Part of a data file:
──────────────────────────────
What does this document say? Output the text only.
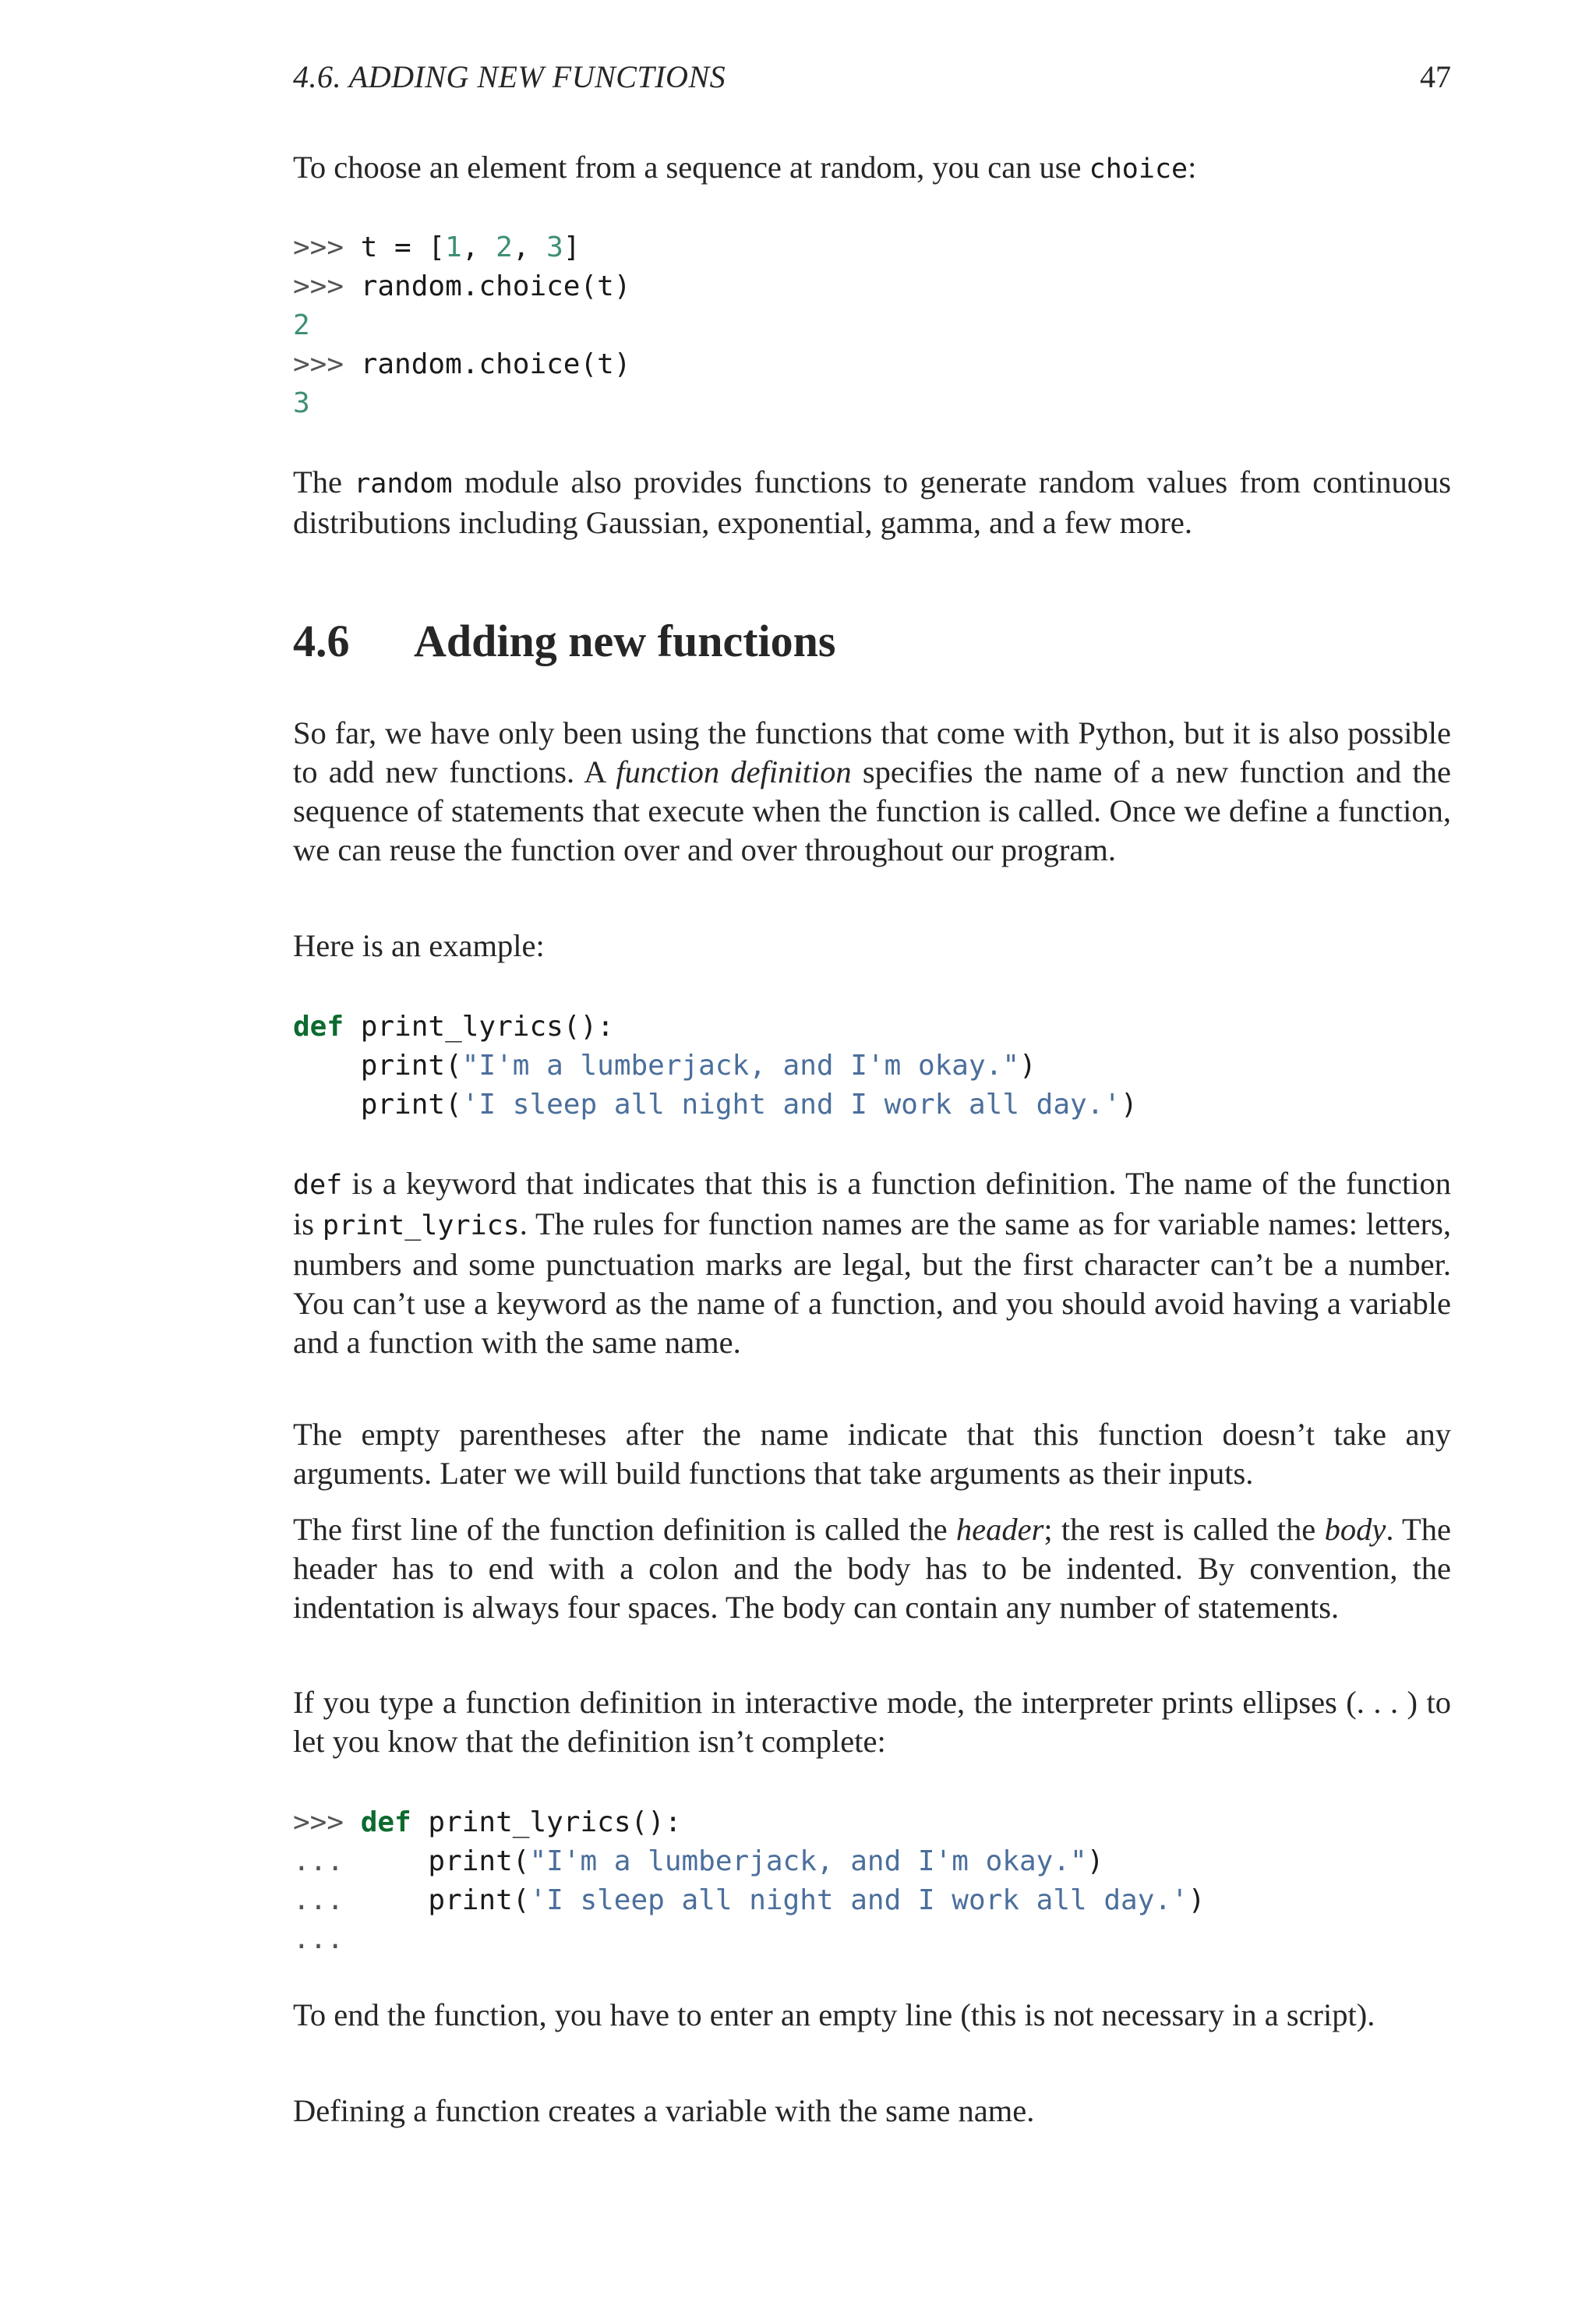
4.6. ADDING NEW FUNCTIONS	47

To choose an element from a sequence at random, you can use choice:

>>> t = [1, 2, 3]
>>> random.choice(t)
2
>>> random.choice(t)
3

The random module also provides functions to generate random values from continuous distributions including Gaussian, exponential, gamma, and a few more.

4.6 Adding new functions

So far, we have only been using the functions that come with Python, but it is also possible to add new functions. A function definition specifies the name of a new function and the sequence of statements that execute when the function is called. Once we define a function, we can reuse the function over and over throughout our program.

Here is an example:

def print_lyrics():
print("I'm a lumberjack, and I'm okay.")
print('I sleep all night and I work all day.')

def is a keyword that indicates that this is a function definition. The name of the function is print_lyrics. The rules for function names are the same as for variable names: letters, numbers and some punctuation marks are legal, but the first character can’t be a number. You can’t use a keyword as the name of a function, and you should avoid having a variable and a function with the same name.

The empty parentheses after the name indicate that this function doesn’t take any arguments. Later we will build functions that take arguments as their inputs.

The first line of the function definition is called the header; the rest is called the body. The header has to end with a colon and the body has to be indented. By convention, the indentation is always four spaces. The body can contain any number of statements.

If you type a function definition in interactive mode, the interpreter prints ellipses (. . . ) to let you know that the definition isn’t complete:

>>> def print_lyrics():
...     print("I'm a lumberjack, and I'm okay.")
...     print('I sleep all night and I work all day.')
...

To end the function, you have to enter an empty line (this is not necessary in a script).

Defining a function creates a variable with the same name.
──────────────────────────────
▸ **Problem statement**
Restate the data above word for word. Do not include the images.

▸ **Problem solution**
What does this document say? Output the text only.
4.6. ADDING NEW FUNCTIONS	47

To choose an element from a sequence at random, you can use choice:

>>> t = [1, 2, 3]
>>> random.choice(t)
2
>>> random.choice(t)
3

The random module also provides functions to generate random values from continuous distributions including Gaussian, exponential, gamma, and a few more.

4.6 Adding new functions

So far, we have only been using the functions that come with Python, but it is also possible to add new functions. A function definition specifies the name of a new function and the sequence of statements that execute when the function is called. Once we define a function, we can reuse the function over and over throughout our program.

Here is an example:

def print_lyrics():
print("I'm a lumberjack, and I'm okay.")
print('I sleep all night and I work all day.')

def is a keyword that indicates that this is a function definition. The name of the function is print_lyrics. The rules for function names are the same as for variable names: letters, numbers and some punctuation marks are legal, but the first character can’t be a number. You can’t use a keyword as the name of a function, and you should avoid having a variable and a function with the same name.

The empty parentheses after the name indicate that this function doesn’t take any arguments. Later we will build functions that take arguments as their inputs.

The first line of the function definition is called the header; the rest is called the body. The header has to end with a colon and the body has to be indented. By convention, the indentation is always four spaces. The body can contain any number of statements.

If you type a function definition in interactive mode, the interpreter prints ellipses (. . . ) to let you know that the definition isn’t complete:

>>> def print_lyrics():
...     print("I'm a lumberjack, and I'm okay.")
...     print('I sleep all night and I work all day.')
...

To end the function, you have to enter an empty line (this is not necessary in a script).

Defining a function creates a variable with the same name.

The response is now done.